» **DATA LINES**
_ _ _ _ _

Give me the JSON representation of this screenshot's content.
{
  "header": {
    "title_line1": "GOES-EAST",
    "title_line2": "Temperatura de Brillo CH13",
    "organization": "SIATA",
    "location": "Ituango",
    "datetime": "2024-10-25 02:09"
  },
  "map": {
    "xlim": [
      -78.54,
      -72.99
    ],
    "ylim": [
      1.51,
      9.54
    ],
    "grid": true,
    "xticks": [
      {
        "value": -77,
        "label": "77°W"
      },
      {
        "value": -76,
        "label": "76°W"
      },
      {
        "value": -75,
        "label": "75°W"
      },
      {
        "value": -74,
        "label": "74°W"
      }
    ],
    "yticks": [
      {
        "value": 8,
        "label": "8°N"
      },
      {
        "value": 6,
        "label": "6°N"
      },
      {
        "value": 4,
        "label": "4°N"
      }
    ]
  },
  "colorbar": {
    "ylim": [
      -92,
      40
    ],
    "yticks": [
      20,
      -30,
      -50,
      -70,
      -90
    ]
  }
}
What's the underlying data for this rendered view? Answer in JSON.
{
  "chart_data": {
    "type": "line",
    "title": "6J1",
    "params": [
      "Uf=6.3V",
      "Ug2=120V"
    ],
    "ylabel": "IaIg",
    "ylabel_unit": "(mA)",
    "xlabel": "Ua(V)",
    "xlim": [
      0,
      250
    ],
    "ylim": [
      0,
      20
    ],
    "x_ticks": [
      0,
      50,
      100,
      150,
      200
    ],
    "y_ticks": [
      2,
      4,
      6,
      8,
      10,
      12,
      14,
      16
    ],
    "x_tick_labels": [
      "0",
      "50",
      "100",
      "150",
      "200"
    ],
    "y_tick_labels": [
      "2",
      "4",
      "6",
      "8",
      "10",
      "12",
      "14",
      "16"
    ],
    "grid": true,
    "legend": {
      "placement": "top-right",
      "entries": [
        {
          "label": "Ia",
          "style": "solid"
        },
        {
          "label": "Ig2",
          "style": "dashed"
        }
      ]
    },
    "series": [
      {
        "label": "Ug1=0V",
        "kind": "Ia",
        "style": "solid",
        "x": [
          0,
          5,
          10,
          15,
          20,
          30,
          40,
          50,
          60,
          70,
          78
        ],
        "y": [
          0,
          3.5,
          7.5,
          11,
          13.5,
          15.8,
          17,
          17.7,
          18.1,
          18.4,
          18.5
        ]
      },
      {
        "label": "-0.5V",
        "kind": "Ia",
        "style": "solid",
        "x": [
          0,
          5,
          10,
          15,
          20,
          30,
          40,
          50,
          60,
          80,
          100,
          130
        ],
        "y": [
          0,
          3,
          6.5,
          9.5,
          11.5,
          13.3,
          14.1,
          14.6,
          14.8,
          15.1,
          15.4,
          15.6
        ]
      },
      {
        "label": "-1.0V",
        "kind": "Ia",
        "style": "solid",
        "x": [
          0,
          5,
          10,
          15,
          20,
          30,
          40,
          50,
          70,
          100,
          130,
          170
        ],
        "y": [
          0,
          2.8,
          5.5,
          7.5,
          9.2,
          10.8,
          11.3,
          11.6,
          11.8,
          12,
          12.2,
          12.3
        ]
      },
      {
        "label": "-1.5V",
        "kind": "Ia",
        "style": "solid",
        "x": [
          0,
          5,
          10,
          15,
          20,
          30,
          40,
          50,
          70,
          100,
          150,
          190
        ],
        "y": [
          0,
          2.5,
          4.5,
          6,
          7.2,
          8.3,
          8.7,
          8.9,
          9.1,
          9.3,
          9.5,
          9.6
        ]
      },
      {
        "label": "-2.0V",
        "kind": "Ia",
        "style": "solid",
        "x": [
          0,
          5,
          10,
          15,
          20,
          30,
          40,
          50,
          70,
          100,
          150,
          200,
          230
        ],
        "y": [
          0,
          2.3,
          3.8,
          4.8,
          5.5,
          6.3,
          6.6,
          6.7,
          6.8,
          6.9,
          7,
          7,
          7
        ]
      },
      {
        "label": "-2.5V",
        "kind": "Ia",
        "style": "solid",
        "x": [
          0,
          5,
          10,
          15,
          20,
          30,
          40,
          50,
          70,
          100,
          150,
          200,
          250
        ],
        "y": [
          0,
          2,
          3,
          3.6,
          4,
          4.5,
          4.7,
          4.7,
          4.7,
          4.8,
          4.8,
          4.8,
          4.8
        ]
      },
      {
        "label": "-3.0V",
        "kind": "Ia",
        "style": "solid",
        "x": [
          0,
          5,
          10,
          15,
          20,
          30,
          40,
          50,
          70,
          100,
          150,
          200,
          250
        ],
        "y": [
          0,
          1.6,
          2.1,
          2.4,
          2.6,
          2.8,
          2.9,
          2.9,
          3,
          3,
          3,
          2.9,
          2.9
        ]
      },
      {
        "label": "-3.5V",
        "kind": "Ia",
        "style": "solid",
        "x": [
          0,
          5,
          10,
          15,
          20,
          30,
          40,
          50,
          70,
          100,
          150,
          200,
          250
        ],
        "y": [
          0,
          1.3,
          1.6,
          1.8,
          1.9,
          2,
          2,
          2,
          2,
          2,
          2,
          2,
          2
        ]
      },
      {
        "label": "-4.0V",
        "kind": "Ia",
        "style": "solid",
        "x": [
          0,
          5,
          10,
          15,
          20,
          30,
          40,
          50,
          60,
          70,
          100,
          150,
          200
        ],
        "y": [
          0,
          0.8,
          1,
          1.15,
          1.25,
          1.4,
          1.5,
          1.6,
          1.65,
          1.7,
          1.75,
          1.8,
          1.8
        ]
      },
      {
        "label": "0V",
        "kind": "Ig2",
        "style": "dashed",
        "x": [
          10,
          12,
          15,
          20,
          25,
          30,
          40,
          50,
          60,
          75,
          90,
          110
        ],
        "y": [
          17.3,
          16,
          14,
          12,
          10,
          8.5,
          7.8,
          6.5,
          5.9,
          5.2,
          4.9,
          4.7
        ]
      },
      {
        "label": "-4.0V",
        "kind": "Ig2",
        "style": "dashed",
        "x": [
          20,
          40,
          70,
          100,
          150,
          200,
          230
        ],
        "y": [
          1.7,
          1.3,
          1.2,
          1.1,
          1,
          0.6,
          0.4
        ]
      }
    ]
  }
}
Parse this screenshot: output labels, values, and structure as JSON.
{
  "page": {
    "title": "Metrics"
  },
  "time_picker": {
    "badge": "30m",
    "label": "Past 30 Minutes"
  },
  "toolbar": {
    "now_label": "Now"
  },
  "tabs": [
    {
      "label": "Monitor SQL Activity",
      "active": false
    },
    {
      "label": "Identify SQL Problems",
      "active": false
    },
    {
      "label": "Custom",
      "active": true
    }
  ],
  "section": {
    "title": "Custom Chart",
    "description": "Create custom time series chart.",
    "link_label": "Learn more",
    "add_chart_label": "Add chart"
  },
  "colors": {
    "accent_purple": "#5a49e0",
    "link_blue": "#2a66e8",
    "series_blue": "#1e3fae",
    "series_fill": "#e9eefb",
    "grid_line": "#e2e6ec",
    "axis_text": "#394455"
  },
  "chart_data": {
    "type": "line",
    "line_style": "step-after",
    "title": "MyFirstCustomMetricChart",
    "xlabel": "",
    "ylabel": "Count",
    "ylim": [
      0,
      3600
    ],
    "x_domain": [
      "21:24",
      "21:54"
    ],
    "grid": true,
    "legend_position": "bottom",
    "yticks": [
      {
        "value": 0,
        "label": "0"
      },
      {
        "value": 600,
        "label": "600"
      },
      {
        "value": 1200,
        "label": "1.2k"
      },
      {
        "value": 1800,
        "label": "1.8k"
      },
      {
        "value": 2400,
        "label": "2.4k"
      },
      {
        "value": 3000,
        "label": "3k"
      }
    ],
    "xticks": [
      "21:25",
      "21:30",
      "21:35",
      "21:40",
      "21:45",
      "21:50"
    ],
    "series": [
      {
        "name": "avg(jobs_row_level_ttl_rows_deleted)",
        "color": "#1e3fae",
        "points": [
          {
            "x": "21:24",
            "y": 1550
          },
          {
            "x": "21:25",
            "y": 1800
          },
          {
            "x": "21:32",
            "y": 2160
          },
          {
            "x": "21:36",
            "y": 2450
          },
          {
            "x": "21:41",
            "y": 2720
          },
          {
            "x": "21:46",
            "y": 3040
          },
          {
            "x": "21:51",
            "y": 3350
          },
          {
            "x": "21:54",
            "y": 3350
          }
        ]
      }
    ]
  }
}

_ _ _ _ _

» **AIM**
Locate the lines above that hold the word "screenshot". Show every one of them.

» **ANSWER IN FULL**
Give me the JSON representation of this screenshot's content.
Parse this screenshot: output labels, values, and structure as JSON.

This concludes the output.